* [REQUIRED TASK] Each record below should be output verbatim, without pictures.

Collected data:

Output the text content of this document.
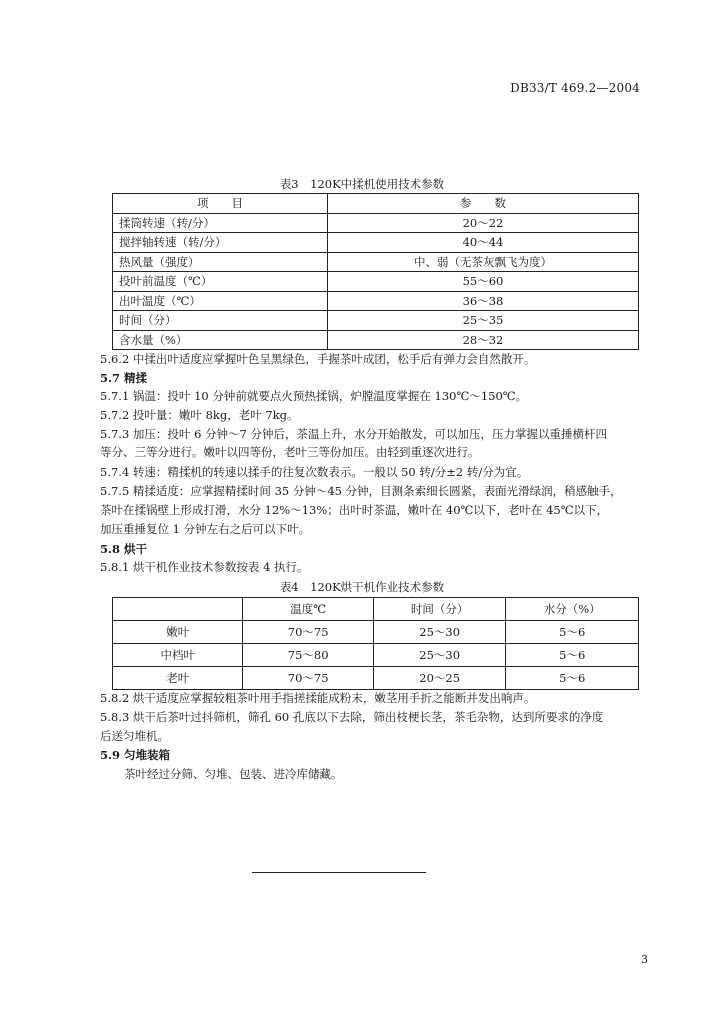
DB33/T 469.2—2004
表3　120K中揉机使用技术参数
项　　目	参　　数
揉筒转速（转/分）	20～22
搅拌轴转速（转/分）	40～44
热风量（强度）	中、弱（无茶灰飘飞为度）
投叶前温度（℃）	55～60
出叶温度（℃）	36～38
时间（分）	25～35
含水量（%）	28～32
5.6.2 中揉出叶适度应掌握叶色呈黑绿色，手握茶叶成团，松手后有弹力会自然散开。
5.7 精揉
5.7.1 锅温：投叶 10 分钟前就要点火预热揉锅，炉膛温度掌握在 130℃～150℃。
5.7.2 投叶量：嫩叶 8kg，老叶 7kg。
5.7.3 加压：投叶 6 分钟～7 分钟后，茶温上升，水分开始散发，可以加压，压力掌握以重捶横杆四
等分、三等分进行。嫩叶以四等份，老叶三等份加压。由轻到重逐次进行。
5.7.4 转速：精揉机的转速以揉手的往复次数表示。一般以 50 转/分±2 转/分为宜。
5.7.5 精揉适度：应掌握精揉时间 35 分钟～45 分钟，目测条索细长圆紧，表面光滑绿润，稍感触手，
茶叶在揉锅壁上形成打滑，水分 12%～13%；出叶时茶温，嫩叶在 40℃以下，老叶在 45℃以下，
加压重捶复位 1 分钟左右之后可以下叶。
5.8 烘干
5.8.1 烘干机作业技术参数按表 4 执行。
表4　120K烘干机作业技术参数
	温度℃	时间（分）	水分（%）
嫩叶	70～75	25～30	5～6
中档叶	75～80	25～30	5～6
老叶	70～75	20～25	5～6
5.8.2 烘干适度应掌握较粗茶叶用手指搓揉能成粉末，嫩茎用手折之能断并发出响声。
5.8.3 烘干后茶叶过抖筛机，筛孔 60 孔底以下去除，筛出枝梗长茎，茶毛杂物，达到所要求的净度
后送匀堆机。
5.9 匀堆装箱
茶叶经过分筛、匀堆、包装、进冷库储藏。
3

* [WRITTEN SOLUTION]
Output the text content of this document.
DB33/T 469.2—2004
表3　120K中揉机使用技术参数
项　　目	参　　数
揉筒转速（转/分）	20～22
搅拌轴转速（转/分）	40～44
热风量（强度）	中、弱（无茶灰飘飞为度）
投叶前温度（℃）	55～60
出叶温度（℃）	36～38
时间（分）	25～35
含水量（%）	28～32
5.6.2 中揉出叶适度应掌握叶色呈黑绿色，手握茶叶成团，松手后有弹力会自然散开。
5.7 精揉
5.7.1 锅温：投叶 10 分钟前就要点火预热揉锅，炉膛温度掌握在 130℃～150℃。
5.7.2 投叶量：嫩叶 8kg，老叶 7kg。
5.7.3 加压：投叶 6 分钟～7 分钟后，茶温上升，水分开始散发，可以加压，压力掌握以重捶横杆四
等分、三等分进行。嫩叶以四等份，老叶三等份加压。由轻到重逐次进行。
5.7.4 转速：精揉机的转速以揉手的往复次数表示。一般以 50 转/分±2 转/分为宜。
5.7.5 精揉适度：应掌握精揉时间 35 分钟～45 分钟，目测条索细长圆紧，表面光滑绿润，稍感触手，
茶叶在揉锅壁上形成打滑，水分 12%～13%；出叶时茶温，嫩叶在 40℃以下，老叶在 45℃以下，
加压重捶复位 1 分钟左右之后可以下叶。
5.8 烘干
5.8.1 烘干机作业技术参数按表 4 执行。
表4　120K烘干机作业技术参数
	温度℃	时间（分）	水分（%）
嫩叶	70～75	25～30	5～6
中档叶	75～80	25～30	5～6
老叶	70～75	20～25	5～6
5.8.2 烘干适度应掌握较粗茶叶用手指搓揉能成粉末，嫩茎用手折之能断并发出响声。
5.8.3 烘干后茶叶过抖筛机，筛孔 60 孔底以下去除，筛出枝梗长茎，茶毛杂物，达到所要求的净度
后送匀堆机。
5.9 匀堆装箱
茶叶经过分筛、匀堆、包装、进冷库储藏。
3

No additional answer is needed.